### Exercise details
Return every line from the start of the rows through the line containing "Extract all elements with their positions. The image is 872px", including that line, reproduced verbatim. Leave the pictures out.

Saved data entries:
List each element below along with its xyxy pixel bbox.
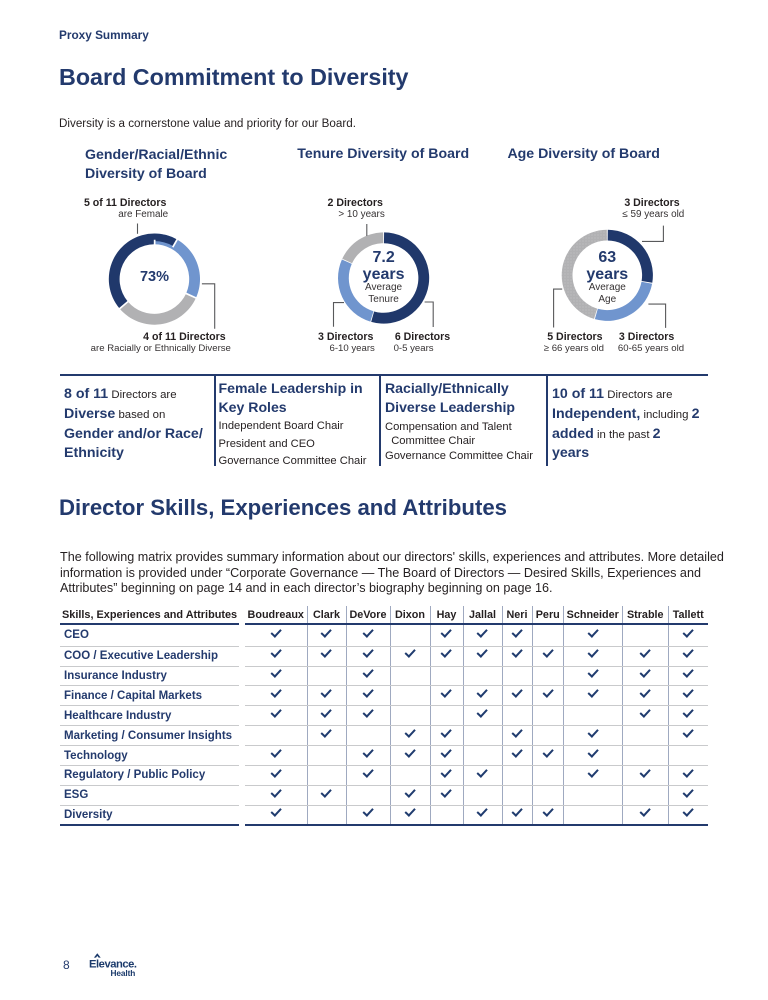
svg-text:Health: Health [111, 968, 136, 978]
svg-text:Elevance.: Elevance. [89, 959, 137, 971]
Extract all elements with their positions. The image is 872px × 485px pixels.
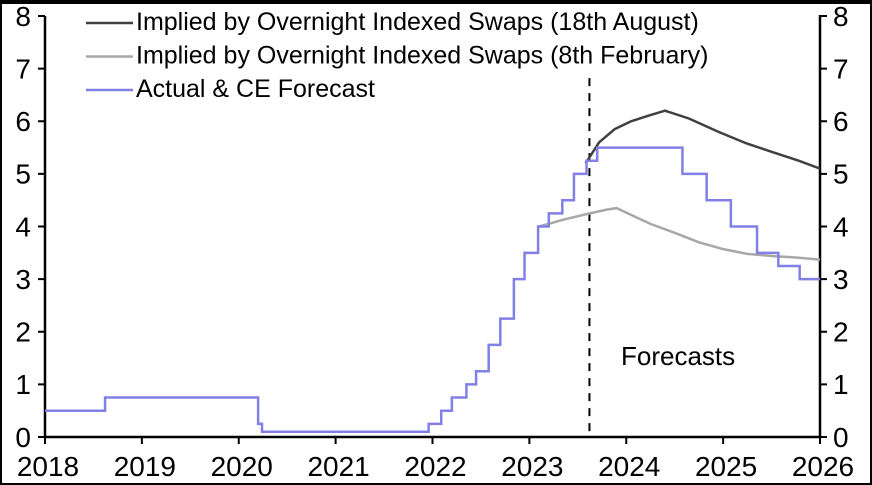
x-axis-tick-label: 2023: [501, 451, 563, 482]
x-axis-tick-label: 2026: [792, 451, 854, 482]
y-axis-tick-label-left: 1: [15, 369, 31, 400]
x-axis-tick-label: 2020: [211, 451, 273, 482]
y-axis-tick-label-right: 8: [833, 1, 849, 32]
image-border-right: [870, 0, 872, 485]
image-border-top: [0, 0, 872, 4]
y-axis-tick-label-right: 5: [833, 159, 849, 190]
series-line-actual-ce-forecast: [45, 146, 820, 433]
series-line-ois-18-august: [584, 109, 821, 170]
y-axis-tick-label-left: 5: [15, 159, 31, 190]
y-axis-tick-label-right: 6: [833, 106, 849, 137]
y-axis-tick-label-right: 3: [833, 264, 849, 295]
y-axis-tick-label-right: 1: [833, 369, 849, 400]
y-axis-tick-label-left: 7: [15, 53, 31, 84]
y-axis-tick-label-left: 3: [15, 264, 31, 295]
x-axis-tick-label: 2025: [695, 451, 757, 482]
forecasts-annotation: Forecasts: [621, 341, 736, 371]
image-border-bottom: [0, 483, 872, 485]
x-axis-tick-label: 2018: [17, 451, 79, 482]
y-axis-tick-label-left: 0: [15, 422, 31, 453]
y-axis-tick-label-right: 4: [833, 211, 849, 242]
x-axis-tick-label: 2022: [404, 451, 466, 482]
y-axis-tick-label-right: 7: [833, 53, 849, 84]
image-border-left: [0, 0, 2, 485]
x-axis-tick-label: 2021: [307, 451, 369, 482]
series-line-ois-8-february: [538, 206, 821, 261]
y-axis-tick-label-left: 4: [15, 211, 31, 242]
y-axis-tick-label-left: 8: [15, 1, 31, 32]
legend-label-ois-8-february: Implied by Overnight Indexed Swaps (8th …: [136, 41, 709, 69]
y-axis-tick-label-right: 0: [833, 422, 849, 453]
legend-label-actual-ce-forecast: Actual & CE Forecast: [136, 75, 375, 103]
y-axis-tick-label-left: 2: [15, 317, 31, 348]
x-axis-tick-label: 2024: [598, 451, 660, 482]
y-axis-tick-label-left: 6: [15, 106, 31, 137]
y-axis-tick-label-right: 2: [833, 317, 849, 348]
x-axis-tick-label: 2019: [114, 451, 176, 482]
legend-label-ois-18-august: Implied by Overnight Indexed Swaps (18th…: [136, 8, 699, 36]
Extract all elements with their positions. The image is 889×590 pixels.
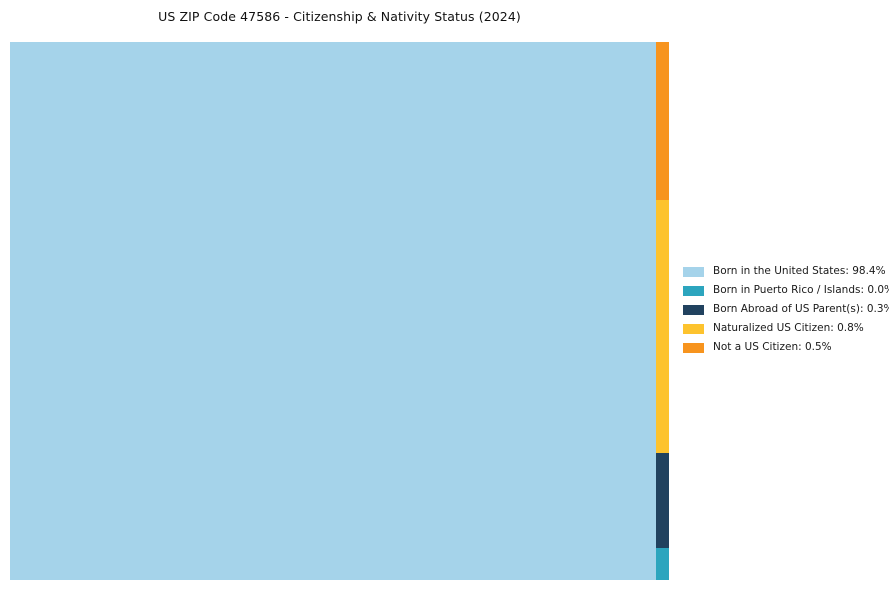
legend-swatch bbox=[683, 304, 704, 315]
legend-item: Born in the United States: 98.4% bbox=[683, 266, 889, 277]
treemap-strip bbox=[656, 42, 669, 580]
legend-label: Not a US Citizen: 0.5% bbox=[713, 341, 832, 353]
legend-label: Born Abroad of US Parent(s): 0.3% bbox=[713, 303, 889, 315]
treemap bbox=[10, 42, 669, 580]
legend: Born in the United States: 98.4% Born in … bbox=[683, 266, 889, 353]
chart-title: US ZIP Code 47586 - Citizenship & Nativi… bbox=[158, 9, 521, 24]
legend-swatch bbox=[683, 285, 704, 296]
legend-label: Naturalized US Citizen: 0.8% bbox=[713, 322, 864, 334]
legend-item: Born in Puerto Rico / Islands: 0.0% bbox=[683, 285, 889, 296]
treemap-segment-born-abroad-us-parents bbox=[656, 453, 669, 549]
legend-label: Born in the United States: 98.4% bbox=[713, 265, 886, 277]
legend-label: Born in Puerto Rico / Islands: 0.0% bbox=[713, 284, 889, 296]
treemap-segment-naturalized-us-citizen bbox=[656, 200, 669, 454]
legend-swatch bbox=[683, 323, 704, 334]
treemap-segment-born-in-us bbox=[10, 42, 656, 580]
legend-item: Naturalized US Citizen: 0.8% bbox=[683, 323, 889, 334]
legend-swatch bbox=[683, 266, 704, 277]
treemap-segment-born-in-puerto-rico-islands bbox=[656, 548, 669, 580]
legend-item: Not a US Citizen: 0.5% bbox=[683, 342, 889, 353]
treemap-segment-not-us-citizen bbox=[656, 42, 669, 201]
legend-swatch bbox=[683, 342, 704, 353]
legend-item: Born Abroad of US Parent(s): 0.3% bbox=[683, 304, 889, 315]
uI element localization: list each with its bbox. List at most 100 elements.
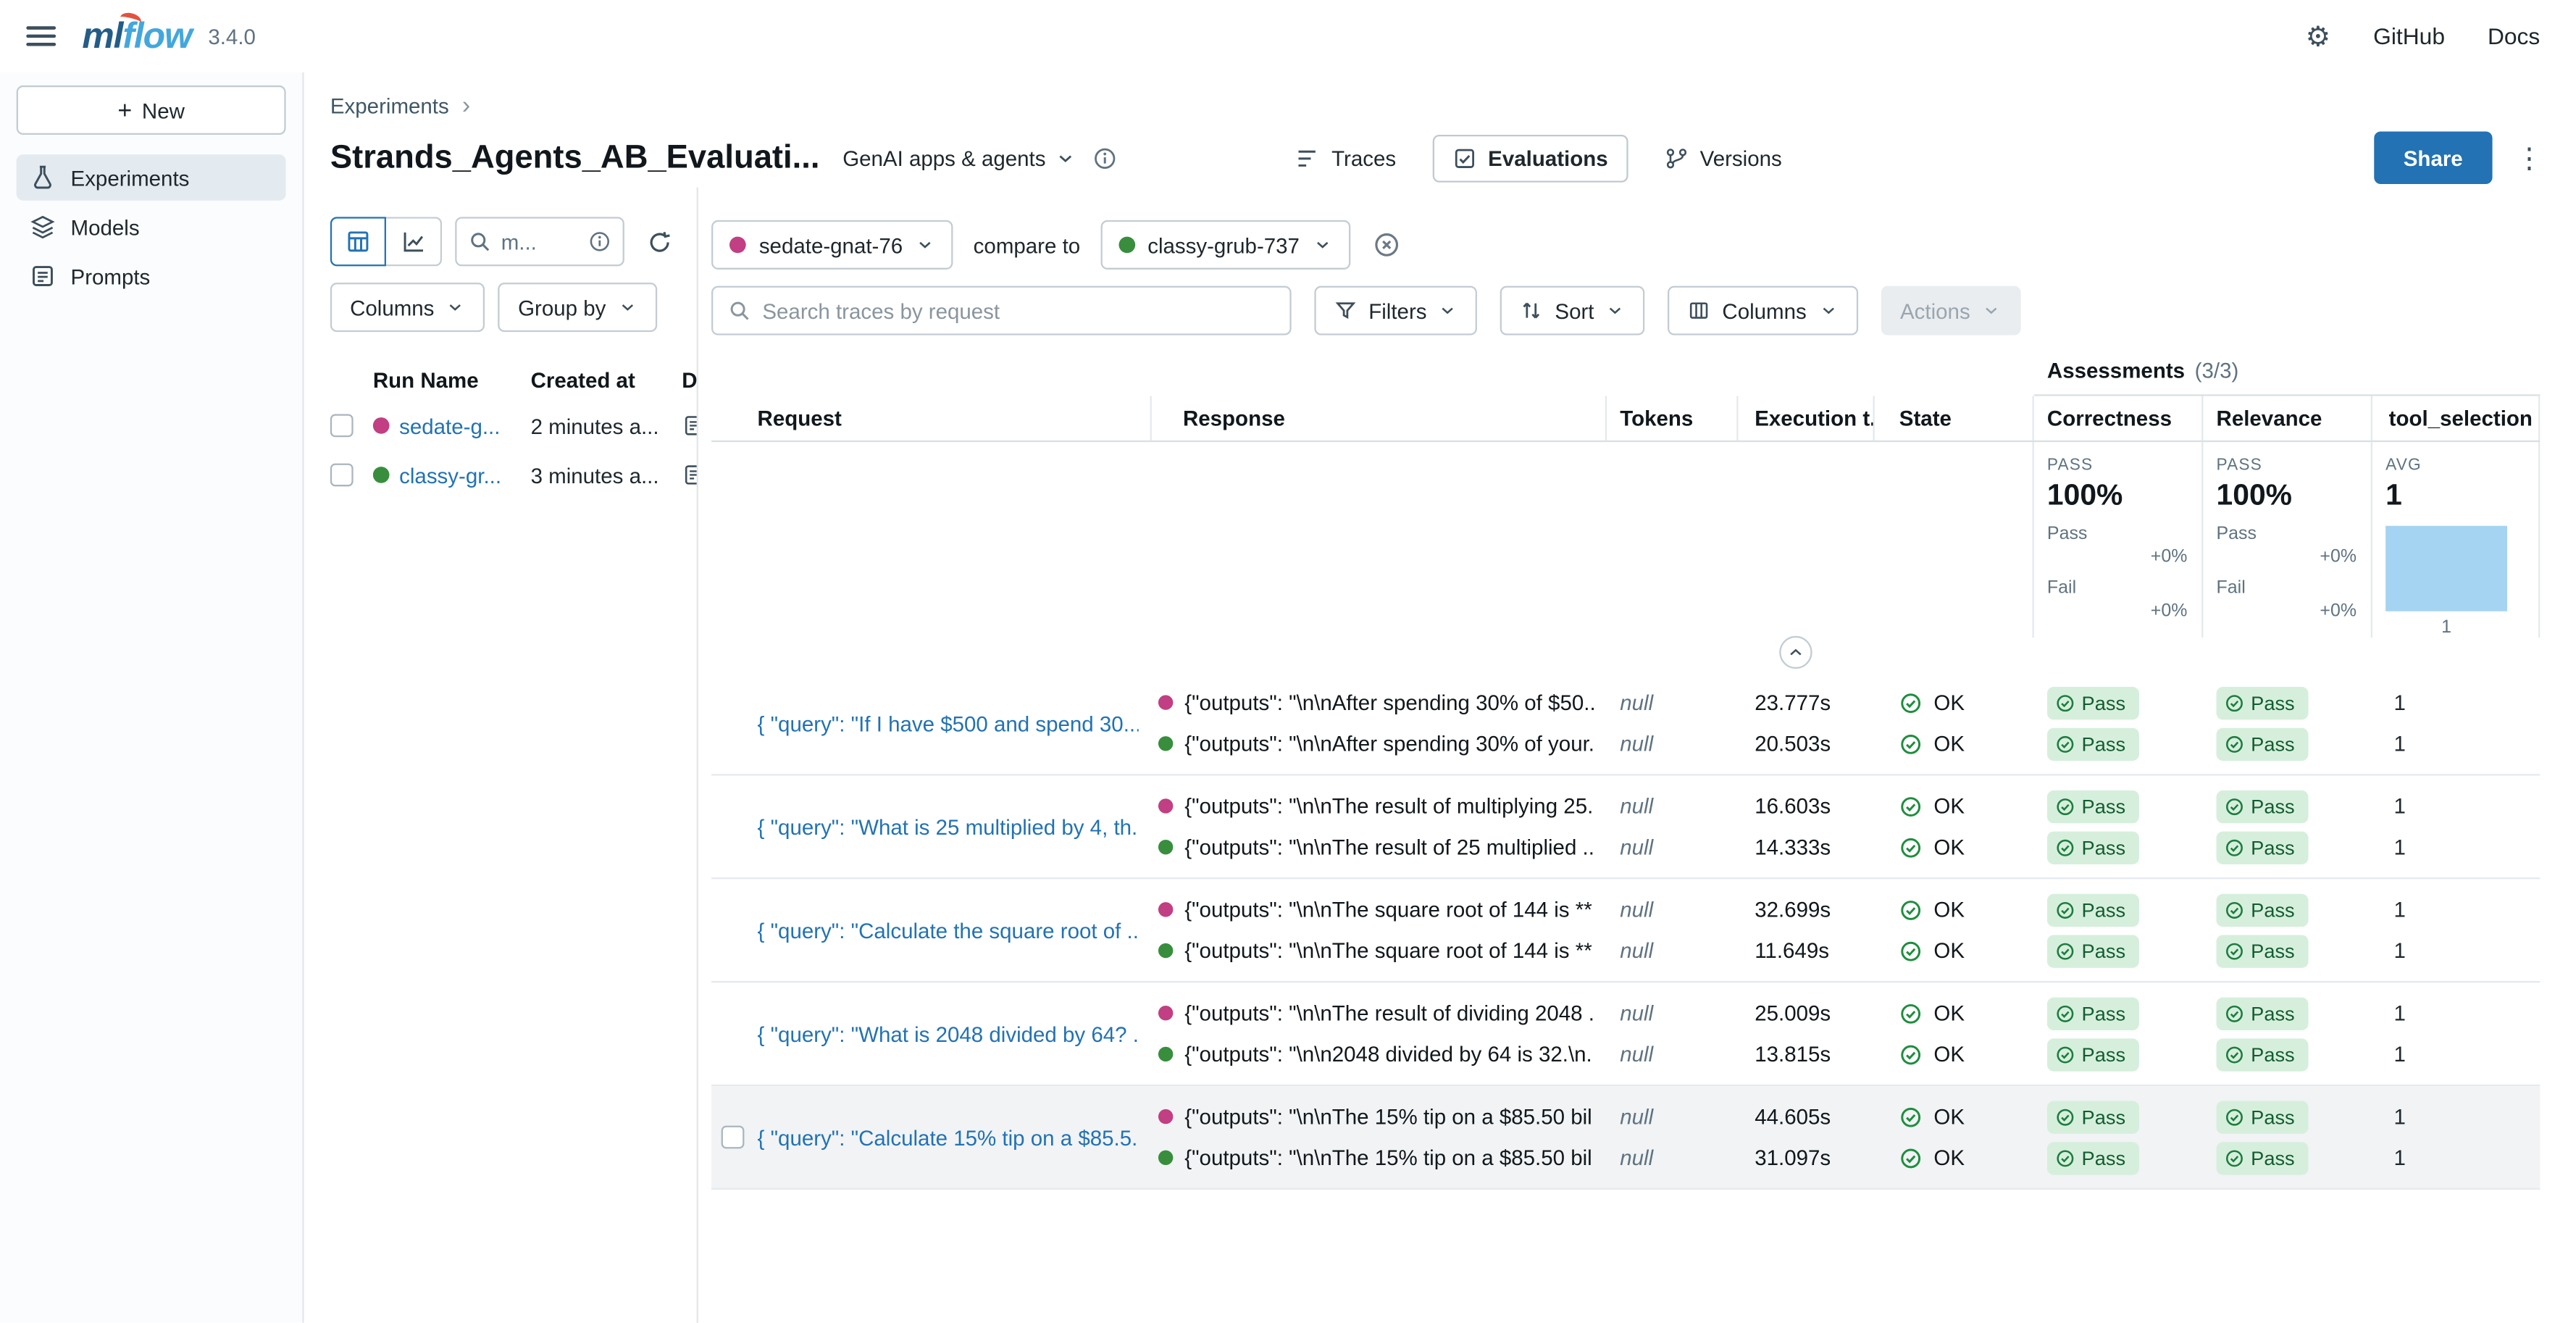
check-circle-icon (2225, 900, 2244, 919)
eval-row-group[interactable]: { "query": "If I have $500 and spend 30.… (711, 672, 2540, 776)
run-a-dot (1158, 798, 1173, 813)
run-a-selector[interactable]: sedate-gnat-76 (711, 220, 953, 270)
chart-view-button[interactable] (386, 217, 442, 266)
request-link[interactable]: { "query": "Calculate the square root of… (758, 918, 1139, 943)
run-b-dot (1118, 237, 1134, 254)
run-name-link[interactable]: sedate-g... (399, 413, 500, 438)
group-by-button[interactable]: Group by (498, 283, 657, 332)
execution-time: 13.815s (1755, 1042, 1831, 1067)
tab-versions[interactable]: Versions (1644, 134, 1802, 182)
relevance-pass-badge: Pass (2217, 830, 2308, 863)
experiment-type-dropdown[interactable]: GenAI apps & agents (842, 146, 1076, 170)
relevance-pass-badge: Pass (2217, 727, 2308, 760)
table-view-button[interactable] (330, 217, 386, 266)
kebab-menu-icon[interactable]: ⋮ (2515, 143, 2543, 172)
tool-selection-bar (2385, 526, 2507, 612)
sidebar-item-experiments[interactable]: Experiments (17, 154, 286, 201)
eval-row-group[interactable]: { "query": "What is 2048 divided by 64? … (711, 982, 2540, 1086)
badge-label: Pass (2251, 795, 2295, 818)
trace-search-input[interactable] (762, 299, 1275, 323)
group-by-label: Group by (518, 295, 606, 320)
badge-label: Pass (2251, 732, 2295, 755)
fail-delta: +0% (2320, 601, 2357, 621)
request-link[interactable]: { "query": "What is 25 multiplied by 4, … (758, 814, 1139, 839)
run-checkbox[interactable] (330, 414, 354, 438)
new-button[interactable]: + New (17, 85, 286, 135)
gear-icon[interactable]: ⚙ (2306, 22, 2331, 51)
hamburger-menu-icon[interactable] (26, 26, 56, 46)
fail-delta: +0% (2151, 601, 2188, 621)
columns-icon (1688, 299, 1711, 322)
tab-evaluations[interactable]: Evaluations (1432, 134, 1628, 182)
runs-search-box[interactable]: m... (455, 217, 624, 266)
col-header-response: Response (1152, 396, 1607, 441)
request-link[interactable]: { "query": "If I have $500 and spend 30.… (758, 711, 1139, 735)
runs-columns-button[interactable]: Columns (330, 283, 485, 332)
execution-time: 11.649s (1755, 938, 1829, 963)
eval-columns-button[interactable]: Columns (1668, 286, 1857, 335)
github-link[interactable]: GitHub (2373, 23, 2445, 49)
run-b-selector[interactable]: classy-grub-737 (1100, 220, 1350, 270)
response-text: {"outputs": "\n\nThe square root of 144 … (1184, 897, 1594, 922)
badge-label: Pass (2082, 898, 2126, 921)
sort-button[interactable]: Sort (1501, 286, 1645, 335)
share-button[interactable]: Share (2374, 131, 2493, 184)
docs-link[interactable]: Docs (2488, 23, 2540, 49)
chevron-down-icon (1818, 301, 1838, 320)
tool-selection-metric-label: AVG (2385, 457, 2525, 475)
badge-label: Pass (2082, 795, 2126, 818)
chevron-right-icon: › (462, 93, 470, 117)
eval-row-group[interactable]: { "query": "Calculate 15% tip on a $85.5… (711, 1086, 2540, 1190)
relevance-metric-label: PASS (2217, 457, 2358, 475)
state-value: OK (1933, 1001, 1965, 1025)
runs-buttons: Columns Group by (330, 283, 680, 332)
sidebar-item-label: Experiments (71, 165, 190, 190)
info-icon[interactable] (588, 230, 611, 254)
run-checkbox[interactable] (330, 464, 354, 487)
response-text: {"outputs": "\n\nThe square root of 144 … (1184, 938, 1594, 963)
tokens-value: null (1620, 731, 1653, 756)
run-b-dot (1158, 840, 1173, 854)
pass-delta: +0% (2151, 547, 2188, 567)
sidebar-item-prompts[interactable]: Prompts (17, 253, 286, 299)
breadcrumb-experiments-link[interactable]: Experiments (330, 93, 449, 117)
state-value: OK (1933, 835, 1965, 859)
filters-button[interactable]: Filters (1314, 286, 1477, 335)
correctness-pass-badge: Pass (2047, 686, 2138, 719)
run-b-dot (1158, 1151, 1173, 1165)
collapse-summary-button[interactable] (1779, 636, 1812, 669)
badge-label: Pass (2082, 732, 2126, 755)
run-name-header: Run Name (373, 367, 531, 392)
tab-label: Versions (1700, 146, 1782, 170)
check-circle-icon (2055, 1148, 2075, 1167)
request-link[interactable]: { "query": "What is 2048 divided by 64? … (758, 1022, 1139, 1046)
run-a-dot (1158, 1109, 1173, 1124)
col-header-request: Request (711, 396, 1152, 441)
tool-selection-value: 1 (2393, 731, 2405, 756)
run-row: classy-gr... 3 minutes a... (330, 450, 698, 499)
run-created-at: 2 minutes a... (531, 413, 682, 438)
check-circle-icon (2225, 796, 2244, 816)
eval-row-group[interactable]: { "query": "What is 25 multiplied by 4, … (711, 775, 2540, 879)
check-circle-icon (1899, 898, 1923, 921)
state-value: OK (1933, 1145, 1965, 1170)
badge-label: Pass (2082, 1146, 2126, 1169)
run-name-link[interactable]: classy-gr... (399, 462, 501, 487)
chevron-down-icon (1313, 235, 1332, 254)
clear-compare-button[interactable] (1373, 232, 1400, 258)
info-icon[interactable] (1093, 146, 1118, 170)
col-header-correctness: Correctness (2034, 396, 2204, 441)
mlflow-logo[interactable]: mlflow (82, 18, 191, 54)
traces-icon (1295, 146, 1320, 170)
state-value: OK (1933, 731, 1965, 756)
badge-label: Pass (2251, 939, 2295, 962)
request-link[interactable]: { "query": "Calculate 15% tip on a $85.5… (758, 1124, 1139, 1149)
refresh-button[interactable] (637, 220, 680, 263)
row-checkbox[interactable] (722, 1126, 745, 1149)
tokens-value: null (1620, 835, 1653, 859)
badge-label: Pass (2251, 1105, 2295, 1128)
eval-row-group[interactable]: { "query": "Calculate the square root of… (711, 879, 2540, 982)
col-header-relevance: Relevance (2203, 396, 2372, 441)
sidebar-item-models[interactable]: Models (17, 204, 286, 250)
tab-traces[interactable]: Traces (1276, 134, 1415, 182)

### Solved exercise
List each element below along with its xyxy pixel bbox.
svg-text:Health: Health [111, 968, 136, 978]
svg-text:Elevance.: Elevance. [89, 959, 137, 971]
Extract all elements with their positions. The image is 872px × 485px pixels.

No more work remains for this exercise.